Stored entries

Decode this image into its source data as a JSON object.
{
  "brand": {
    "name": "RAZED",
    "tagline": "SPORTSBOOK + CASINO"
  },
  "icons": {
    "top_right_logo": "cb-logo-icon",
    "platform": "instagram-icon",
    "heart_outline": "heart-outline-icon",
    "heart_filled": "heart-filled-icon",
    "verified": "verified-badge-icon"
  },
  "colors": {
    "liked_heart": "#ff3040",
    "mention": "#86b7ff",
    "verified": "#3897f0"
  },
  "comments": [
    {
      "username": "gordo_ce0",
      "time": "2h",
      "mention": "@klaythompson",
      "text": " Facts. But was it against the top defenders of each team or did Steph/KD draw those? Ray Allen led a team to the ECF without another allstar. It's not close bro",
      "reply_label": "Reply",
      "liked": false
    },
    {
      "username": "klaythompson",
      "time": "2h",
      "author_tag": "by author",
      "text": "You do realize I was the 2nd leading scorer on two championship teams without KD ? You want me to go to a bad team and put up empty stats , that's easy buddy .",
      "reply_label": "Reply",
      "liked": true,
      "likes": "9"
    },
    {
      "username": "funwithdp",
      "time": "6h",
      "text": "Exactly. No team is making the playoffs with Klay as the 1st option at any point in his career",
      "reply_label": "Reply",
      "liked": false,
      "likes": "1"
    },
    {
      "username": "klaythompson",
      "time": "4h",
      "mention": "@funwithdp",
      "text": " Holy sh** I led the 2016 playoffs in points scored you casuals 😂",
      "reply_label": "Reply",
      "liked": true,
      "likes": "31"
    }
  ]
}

Given request:
Retype all of the material, keeping each line exact.

Completed task:
Decode this image into its source data as a JSON object.
{
  "brand": {
    "name": "RAZED",
    "tagline": "SPORTSBOOK + CASINO"
  },
  "icons": {
    "top_right_logo": "cb-logo-icon",
    "platform": "instagram-icon",
    "heart_outline": "heart-outline-icon",
    "heart_filled": "heart-filled-icon",
    "verified": "verified-badge-icon"
  },
  "colors": {
    "liked_heart": "#ff3040",
    "mention": "#86b7ff",
    "verified": "#3897f0"
  },
  "comments": [
    {
      "username": "gordo_ce0",
      "time": "2h",
      "mention": "@klaythompson",
      "text": " Facts. But was it against the top defenders of each team or did Steph/KD draw those? Ray Allen led a team to the ECF without another allstar. It's not close bro",
      "reply_label": "Reply",
      "liked": false
    },
    {
      "username": "klaythompson",
      "time": "2h",
      "author_tag": "by author",
      "text": "You do realize I was the 2nd leading scorer on two championship teams without KD ? You want me to go to a bad team and put up empty stats , that's easy buddy .",
      "reply_label": "Reply",
      "liked": true,
      "likes": "9"
    },
    {
      "username": "funwithdp",
      "time": "6h",
      "text": "Exactly. No team is making the playoffs with Klay as the 1st option at any point in his career",
      "reply_label": "Reply",
      "liked": false,
      "likes": "1"
    },
    {
      "username": "klaythompson",
      "time": "4h",
      "mention": "@funwithdp",
      "text": " Holy sh** I led the 2016 playoffs in points scored you casuals 😂",
      "reply_label": "Reply",
      "liked": true,
      "likes": "31"
    }
  ]
}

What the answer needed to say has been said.